• Written request
Reproduce all entries precisely, down to the last character.

──────── Data for this task ────────

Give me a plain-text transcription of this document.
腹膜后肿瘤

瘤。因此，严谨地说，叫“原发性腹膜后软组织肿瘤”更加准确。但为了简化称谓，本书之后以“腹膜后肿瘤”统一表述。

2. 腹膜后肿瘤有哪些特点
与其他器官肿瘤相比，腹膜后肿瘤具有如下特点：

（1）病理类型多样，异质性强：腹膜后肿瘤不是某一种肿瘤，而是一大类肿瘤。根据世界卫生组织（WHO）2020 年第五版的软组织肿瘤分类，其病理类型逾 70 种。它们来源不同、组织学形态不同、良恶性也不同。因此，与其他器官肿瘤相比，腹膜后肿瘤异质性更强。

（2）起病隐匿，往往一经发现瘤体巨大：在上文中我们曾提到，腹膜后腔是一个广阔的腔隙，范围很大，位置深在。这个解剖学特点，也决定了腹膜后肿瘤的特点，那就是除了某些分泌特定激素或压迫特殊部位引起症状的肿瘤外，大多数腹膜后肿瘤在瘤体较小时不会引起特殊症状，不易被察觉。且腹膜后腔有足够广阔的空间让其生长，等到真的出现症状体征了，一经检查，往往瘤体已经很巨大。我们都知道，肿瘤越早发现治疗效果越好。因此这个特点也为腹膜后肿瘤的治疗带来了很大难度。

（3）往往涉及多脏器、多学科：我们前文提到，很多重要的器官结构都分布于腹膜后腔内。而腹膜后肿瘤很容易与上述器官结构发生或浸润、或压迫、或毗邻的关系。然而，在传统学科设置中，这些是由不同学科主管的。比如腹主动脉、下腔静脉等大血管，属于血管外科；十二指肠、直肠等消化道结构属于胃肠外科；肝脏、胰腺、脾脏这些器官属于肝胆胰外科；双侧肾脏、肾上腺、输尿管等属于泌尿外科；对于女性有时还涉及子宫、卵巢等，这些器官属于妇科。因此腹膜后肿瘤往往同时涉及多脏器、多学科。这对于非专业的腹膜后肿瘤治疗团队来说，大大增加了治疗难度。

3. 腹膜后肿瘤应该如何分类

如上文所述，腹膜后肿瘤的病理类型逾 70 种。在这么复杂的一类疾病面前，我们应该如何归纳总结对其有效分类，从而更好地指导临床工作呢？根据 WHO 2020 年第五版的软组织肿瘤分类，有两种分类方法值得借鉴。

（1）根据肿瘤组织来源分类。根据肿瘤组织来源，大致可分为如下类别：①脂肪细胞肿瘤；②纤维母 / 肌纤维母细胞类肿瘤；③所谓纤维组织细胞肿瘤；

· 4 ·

────────

• Answer to this problem
Give me a plain-text transcription of this document.
腹膜后肿瘤

瘤。因此，严谨地说，叫“原发性腹膜后软组织肿瘤”更加准确。但为了简化称谓，本书之后以“腹膜后肿瘤”统一表述。

2. 腹膜后肿瘤有哪些特点
与其他器官肿瘤相比，腹膜后肿瘤具有如下特点：

（1）病理类型多样，异质性强：腹膜后肿瘤不是某一种肿瘤，而是一大类肿瘤。根据世界卫生组织（WHO）2020 年第五版的软组织肿瘤分类，其病理类型逾 70 种。它们来源不同、组织学形态不同、良恶性也不同。因此，与其他器官肿瘤相比，腹膜后肿瘤异质性更强。

（2）起病隐匿，往往一经发现瘤体巨大：在上文中我们曾提到，腹膜后腔是一个广阔的腔隙，范围很大，位置深在。这个解剖学特点，也决定了腹膜后肿瘤的特点，那就是除了某些分泌特定激素或压迫特殊部位引起症状的肿瘤外，大多数腹膜后肿瘤在瘤体较小时不会引起特殊症状，不易被察觉。且腹膜后腔有足够广阔的空间让其生长，等到真的出现症状体征了，一经检查，往往瘤体已经很巨大。我们都知道，肿瘤越早发现治疗效果越好。因此这个特点也为腹膜后肿瘤的治疗带来了很大难度。

（3）往往涉及多脏器、多学科：我们前文提到，很多重要的器官结构都分布于腹膜后腔内。而腹膜后肿瘤很容易与上述器官结构发生或浸润、或压迫、或毗邻的关系。然而，在传统学科设置中，这些是由不同学科主管的。比如腹主动脉、下腔静脉等大血管，属于血管外科；十二指肠、直肠等消化道结构属于胃肠外科；肝脏、胰腺、脾脏这些器官属于肝胆胰外科；双侧肾脏、肾上腺、输尿管等属于泌尿外科；对于女性有时还涉及子宫、卵巢等，这些器官属于妇科。因此腹膜后肿瘤往往同时涉及多脏器、多学科。这对于非专业的腹膜后肿瘤治疗团队来说，大大增加了治疗难度。

3. 腹膜后肿瘤应该如何分类

如上文所述，腹膜后肿瘤的病理类型逾 70 种。在这么复杂的一类疾病面前，我们应该如何归纳总结对其有效分类，从而更好地指导临床工作呢？根据 WHO 2020 年第五版的软组织肿瘤分类，有两种分类方法值得借鉴。

（1）根据肿瘤组织来源分类。根据肿瘤组织来源，大致可分为如下类别：①脂肪细胞肿瘤；②纤维母 / 肌纤维母细胞类肿瘤；③所谓纤维组织细胞肿瘤；

· 4 ·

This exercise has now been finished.